### Records for the exercise:
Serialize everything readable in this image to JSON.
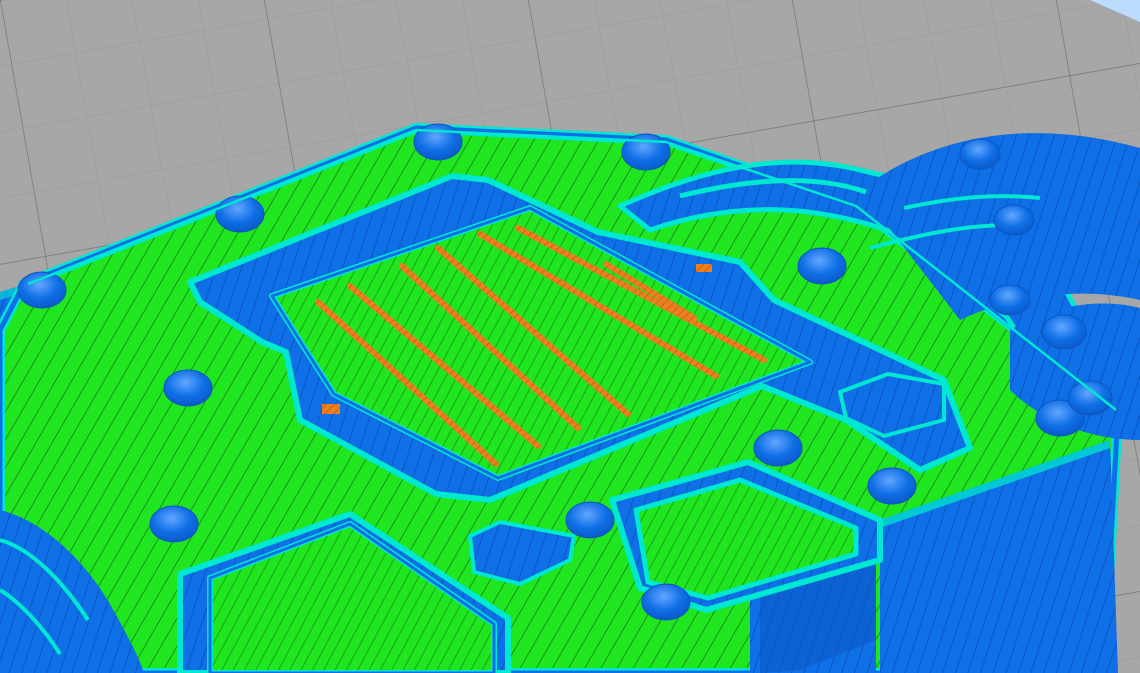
{
  "viewport": {
    "kind": "3d-print-slicer-preview"
  },
  "colors": {
    "build_plate": "#a7a7a7",
    "grid_minor": "#999999",
    "grid_major": "#6f6f6f",
    "wall_outer": "#0f6fe6",
    "wall_dark": "#0b56c3",
    "wall_inner": "#00e7d2",
    "infill": "#20e61f",
    "infill_dark": "#189218",
    "support": "#ef7f1d",
    "support_dark": "#b4581f",
    "sky": "#bcdcff"
  },
  "feature_types": [
    "outer-wall",
    "inner-wall",
    "infill",
    "support",
    "build-plate"
  ]
}
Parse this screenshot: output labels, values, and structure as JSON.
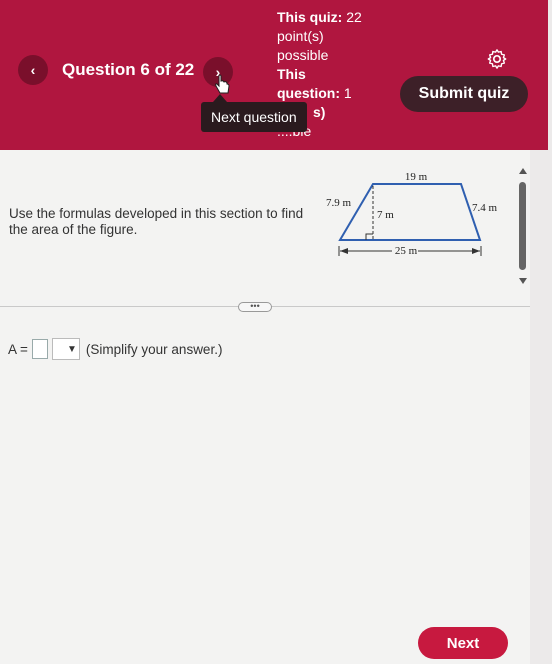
{
  "header": {
    "prev_label": "‹",
    "next_label": "›",
    "question_counter": "Question 6 of 22",
    "quiz_points_label": "This quiz:",
    "quiz_points_value": "22",
    "quiz_points_unit": "point(s)",
    "quiz_points_suffix": "possible",
    "question_points_label": "This",
    "question_points_label2": "question:",
    "question_points_value": "1",
    "question_points_unit": "s)",
    "question_points_suffix": "....ble",
    "tooltip": "Next question",
    "submit_label": "Submit quiz"
  },
  "question": {
    "prompt": "Use the formulas developed in this section to find the area of the figure.",
    "figure": {
      "top_label": "19 m",
      "left_label": "7.9 m",
      "height_label": "7 m",
      "right_label": "7.4 m",
      "bottom_label": "25 m"
    },
    "more_label": "•••"
  },
  "answer": {
    "label": "A =",
    "input_value": "",
    "select_value": "",
    "hint": "(Simplify your answer.)"
  },
  "footer": {
    "next_label": "Next"
  },
  "colors": {
    "header": "#b0163f",
    "submit": "#3d2028",
    "next": "#c7193f"
  }
}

### Challenge:
Above are records to transcribe exactly; leave their pictures out.

### Problem solution:
Serialize everything readable in this image to JSON.
{
  "viewport": {
    "kind": "3d-print-slicer-preview"
  },
  "colors": {
    "build_plate": "#a7a7a7",
    "grid_minor": "#999999",
    "grid_major": "#6f6f6f",
    "wall_outer": "#0f6fe6",
    "wall_dark": "#0b56c3",
    "wall_inner": "#00e7d2",
    "infill": "#20e61f",
    "infill_dark": "#189218",
    "support": "#ef7f1d",
    "support_dark": "#b4581f",
    "sky": "#bcdcff"
  },
  "feature_types": [
    "outer-wall",
    "inner-wall",
    "infill",
    "support",
    "build-plate"
  ]
}
Parse this screenshot: output labels, values, and structure as JSON.
{
  "header": {
    "prev_label": "‹",
    "next_label": "›",
    "question_counter": "Question 6 of 22",
    "quiz_points_label": "This quiz:",
    "quiz_points_value": "22",
    "quiz_points_unit": "point(s)",
    "quiz_points_suffix": "possible",
    "question_points_label": "This",
    "question_points_label2": "question:",
    "question_points_value": "1",
    "question_points_unit": "s)",
    "question_points_suffix": "....ble",
    "tooltip": "Next question",
    "submit_label": "Submit quiz"
  },
  "question": {
    "prompt": "Use the formulas developed in this section to find the area of the figure.",
    "figure": {
      "top_label": "19 m",
      "left_label": "7.9 m",
      "height_label": "7 m",
      "right_label": "7.4 m",
      "bottom_label": "25 m"
    },
    "more_label": "•••"
  },
  "answer": {
    "label": "A =",
    "input_value": "",
    "select_value": "",
    "hint": "(Simplify your answer.)"
  },
  "footer": {
    "next_label": "Next"
  },
  "colors": {
    "header": "#b0163f",
    "submit": "#3d2028",
    "next": "#c7193f"
  }
}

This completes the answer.